> [Exercise aim]
Reproduce every record below exactly as it appears.

> [Given information]

○ ○ ○ ○ ○

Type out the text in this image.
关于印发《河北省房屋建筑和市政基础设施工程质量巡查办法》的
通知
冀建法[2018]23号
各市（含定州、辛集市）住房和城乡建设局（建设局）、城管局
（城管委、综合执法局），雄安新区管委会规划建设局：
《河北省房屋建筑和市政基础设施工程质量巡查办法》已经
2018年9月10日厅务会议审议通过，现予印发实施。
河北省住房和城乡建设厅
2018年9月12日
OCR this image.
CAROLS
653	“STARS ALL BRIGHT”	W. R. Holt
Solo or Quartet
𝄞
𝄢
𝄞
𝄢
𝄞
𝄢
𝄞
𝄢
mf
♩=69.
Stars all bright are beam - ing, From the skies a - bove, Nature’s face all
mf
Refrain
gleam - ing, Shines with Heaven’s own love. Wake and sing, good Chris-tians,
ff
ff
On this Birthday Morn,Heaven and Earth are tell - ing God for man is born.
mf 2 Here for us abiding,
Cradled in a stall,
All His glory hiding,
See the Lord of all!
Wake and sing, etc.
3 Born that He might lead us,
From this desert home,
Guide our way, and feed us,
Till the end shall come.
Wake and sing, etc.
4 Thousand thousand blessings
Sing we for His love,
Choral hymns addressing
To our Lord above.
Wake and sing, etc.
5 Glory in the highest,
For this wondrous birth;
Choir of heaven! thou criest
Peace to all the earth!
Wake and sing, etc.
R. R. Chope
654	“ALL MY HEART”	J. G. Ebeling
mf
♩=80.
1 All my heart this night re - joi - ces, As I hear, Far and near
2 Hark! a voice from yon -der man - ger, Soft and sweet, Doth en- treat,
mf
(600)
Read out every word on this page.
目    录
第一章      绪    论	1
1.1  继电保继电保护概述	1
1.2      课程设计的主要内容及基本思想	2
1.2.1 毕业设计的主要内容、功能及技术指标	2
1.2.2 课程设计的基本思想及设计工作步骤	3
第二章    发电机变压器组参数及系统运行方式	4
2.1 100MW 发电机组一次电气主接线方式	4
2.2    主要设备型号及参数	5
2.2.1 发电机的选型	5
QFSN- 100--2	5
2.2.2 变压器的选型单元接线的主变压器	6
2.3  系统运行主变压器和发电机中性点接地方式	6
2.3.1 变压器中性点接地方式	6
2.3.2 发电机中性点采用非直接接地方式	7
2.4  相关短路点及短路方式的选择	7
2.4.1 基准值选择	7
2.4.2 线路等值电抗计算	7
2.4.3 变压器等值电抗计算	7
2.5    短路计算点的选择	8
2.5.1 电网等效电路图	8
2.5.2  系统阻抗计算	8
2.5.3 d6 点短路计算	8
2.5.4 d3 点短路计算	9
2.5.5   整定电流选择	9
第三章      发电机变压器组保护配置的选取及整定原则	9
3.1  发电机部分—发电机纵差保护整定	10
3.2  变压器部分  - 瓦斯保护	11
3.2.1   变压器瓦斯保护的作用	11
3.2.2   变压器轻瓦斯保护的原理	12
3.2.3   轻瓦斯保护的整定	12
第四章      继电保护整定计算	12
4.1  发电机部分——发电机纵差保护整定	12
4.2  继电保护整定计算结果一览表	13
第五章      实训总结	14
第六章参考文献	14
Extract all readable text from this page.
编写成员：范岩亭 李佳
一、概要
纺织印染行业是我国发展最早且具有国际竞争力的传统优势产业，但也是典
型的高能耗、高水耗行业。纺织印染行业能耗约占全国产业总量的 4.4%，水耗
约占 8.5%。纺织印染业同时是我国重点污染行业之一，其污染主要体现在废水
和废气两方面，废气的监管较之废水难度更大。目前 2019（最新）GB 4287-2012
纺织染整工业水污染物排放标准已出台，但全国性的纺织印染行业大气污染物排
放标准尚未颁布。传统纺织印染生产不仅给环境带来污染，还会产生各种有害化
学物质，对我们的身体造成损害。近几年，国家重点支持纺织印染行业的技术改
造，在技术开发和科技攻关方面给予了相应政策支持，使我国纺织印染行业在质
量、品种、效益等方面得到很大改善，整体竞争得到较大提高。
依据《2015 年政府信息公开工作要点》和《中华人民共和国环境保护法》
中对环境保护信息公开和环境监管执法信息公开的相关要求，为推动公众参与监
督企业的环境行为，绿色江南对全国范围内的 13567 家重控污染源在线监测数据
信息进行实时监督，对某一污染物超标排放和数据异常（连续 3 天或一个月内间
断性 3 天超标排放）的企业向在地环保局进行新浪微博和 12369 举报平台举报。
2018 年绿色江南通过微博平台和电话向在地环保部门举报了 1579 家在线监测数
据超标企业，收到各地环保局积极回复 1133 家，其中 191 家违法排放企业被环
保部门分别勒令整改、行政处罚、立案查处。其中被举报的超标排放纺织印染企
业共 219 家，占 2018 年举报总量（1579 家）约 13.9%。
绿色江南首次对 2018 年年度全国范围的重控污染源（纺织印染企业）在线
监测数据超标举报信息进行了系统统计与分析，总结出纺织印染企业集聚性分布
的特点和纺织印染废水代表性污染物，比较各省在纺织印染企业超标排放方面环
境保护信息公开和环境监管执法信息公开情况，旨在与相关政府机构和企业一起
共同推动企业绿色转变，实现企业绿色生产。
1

○ ○ ○ ○ ○

> [Complete output]
Type out the text in this image.
关于印发《河北省房屋建筑和市政基础设施工程质量巡查办法》的
通知
冀建法[2018]23号
各市（含定州、辛集市）住房和城乡建设局（建设局）、城管局
（城管委、综合执法局），雄安新区管委会规划建设局：
《河北省房屋建筑和市政基础设施工程质量巡查办法》已经
2018年9月10日厅务会议审议通过，现予印发实施。
河北省住房和城乡建设厅
2018年9月12日
OCR this image.
CAROLS
653	“STARS ALL BRIGHT”	W. R. Holt
Solo or Quartet
𝄞
𝄢
𝄞
𝄢
𝄞
𝄢
𝄞
𝄢
mf
♩=69.
Stars all bright are beam - ing, From the skies a - bove, Nature’s face all
mf
Refrain
gleam - ing, Shines with Heaven’s own love. Wake and sing, good Chris-tians,
ff
ff
On this Birthday Morn,Heaven and Earth are tell - ing God for man is born.
mf 2 Here for us abiding,
Cradled in a stall,
All His glory hiding,
See the Lord of all!
Wake and sing, etc.
3 Born that He might lead us,
From this desert home,
Guide our way, and feed us,
Till the end shall come.
Wake and sing, etc.
4 Thousand thousand blessings
Sing we for His love,
Choral hymns addressing
To our Lord above.
Wake and sing, etc.
5 Glory in the highest,
For this wondrous birth;
Choir of heaven! thou criest
Peace to all the earth!
Wake and sing, etc.
R. R. Chope
654	“ALL MY HEART”	J. G. Ebeling
mf
♩=80.
1 All my heart this night re - joi - ces, As I hear, Far and near
2 Hark! a voice from yon -der man - ger, Soft and sweet, Doth en- treat,
mf
(600)
Read out every word on this page.
目    录
第一章      绪    论	1
1.1  继电保继电保护概述	1
1.2      课程设计的主要内容及基本思想	2
1.2.1 毕业设计的主要内容、功能及技术指标	2
1.2.2 课程设计的基本思想及设计工作步骤	3
第二章    发电机变压器组参数及系统运行方式	4
2.1 100MW 发电机组一次电气主接线方式	4
2.2    主要设备型号及参数	5
2.2.1 发电机的选型	5
QFSN- 100--2	5
2.2.2 变压器的选型单元接线的主变压器	6
2.3  系统运行主变压器和发电机中性点接地方式	6
2.3.1 变压器中性点接地方式	6
2.3.2 发电机中性点采用非直接接地方式	7
2.4  相关短路点及短路方式的选择	7
2.4.1 基准值选择	7
2.4.2 线路等值电抗计算	7
2.4.3 变压器等值电抗计算	7
2.5    短路计算点的选择	8
2.5.1 电网等效电路图	8
2.5.2  系统阻抗计算	8
2.5.3 d6 点短路计算	8
2.5.4 d3 点短路计算	9
2.5.5   整定电流选择	9
第三章      发电机变压器组保护配置的选取及整定原则	9
3.1  发电机部分—发电机纵差保护整定	10
3.2  变压器部分  - 瓦斯保护	11
3.2.1   变压器瓦斯保护的作用	11
3.2.2   变压器轻瓦斯保护的原理	12
3.2.3   轻瓦斯保护的整定	12
第四章      继电保护整定计算	12
4.1  发电机部分——发电机纵差保护整定	12
4.2  继电保护整定计算结果一览表	13
第五章      实训总结	14
第六章参考文献	14
Extract all readable text from this page.
编写成员：范岩亭 李佳
一、概要
纺织印染行业是我国发展最早且具有国际竞争力的传统优势产业，但也是典
型的高能耗、高水耗行业。纺织印染行业能耗约占全国产业总量的 4.4%，水耗
约占 8.5%。纺织印染业同时是我国重点污染行业之一，其污染主要体现在废水
和废气两方面，废气的监管较之废水难度更大。目前 2019（最新）GB 4287-2012
纺织染整工业水污染物排放标准已出台，但全国性的纺织印染行业大气污染物排
放标准尚未颁布。传统纺织印染生产不仅给环境带来污染，还会产生各种有害化
学物质，对我们的身体造成损害。近几年，国家重点支持纺织印染行业的技术改
造，在技术开发和科技攻关方面给予了相应政策支持，使我国纺织印染行业在质
量、品种、效益等方面得到很大改善，整体竞争得到较大提高。
依据《2015 年政府信息公开工作要点》和《中华人民共和国环境保护法》
中对环境保护信息公开和环境监管执法信息公开的相关要求，为推动公众参与监
督企业的环境行为，绿色江南对全国范围内的 13567 家重控污染源在线监测数据
信息进行实时监督，对某一污染物超标排放和数据异常（连续 3 天或一个月内间
断性 3 天超标排放）的企业向在地环保局进行新浪微博和 12369 举报平台举报。
2018 年绿色江南通过微博平台和电话向在地环保部门举报了 1579 家在线监测数
据超标企业，收到各地环保局积极回复 1133 家，其中 191 家违法排放企业被环
保部门分别勒令整改、行政处罚、立案查处。其中被举报的超标排放纺织印染企
业共 219 家，占 2018 年举报总量（1579 家）约 13.9%。
绿色江南首次对 2018 年年度全国范围的重控污染源（纺织印染企业）在线
监测数据超标举报信息进行了系统统计与分析，总结出纺织印染企业集聚性分布
的特点和纺织印染废水代表性污染物，比较各省在纺织印染企业超标排放方面环
境保护信息公开和环境监管执法信息公开情况，旨在与相关政府机构和企业一起
共同推动企业绿色转变，实现企业绿色生产。
1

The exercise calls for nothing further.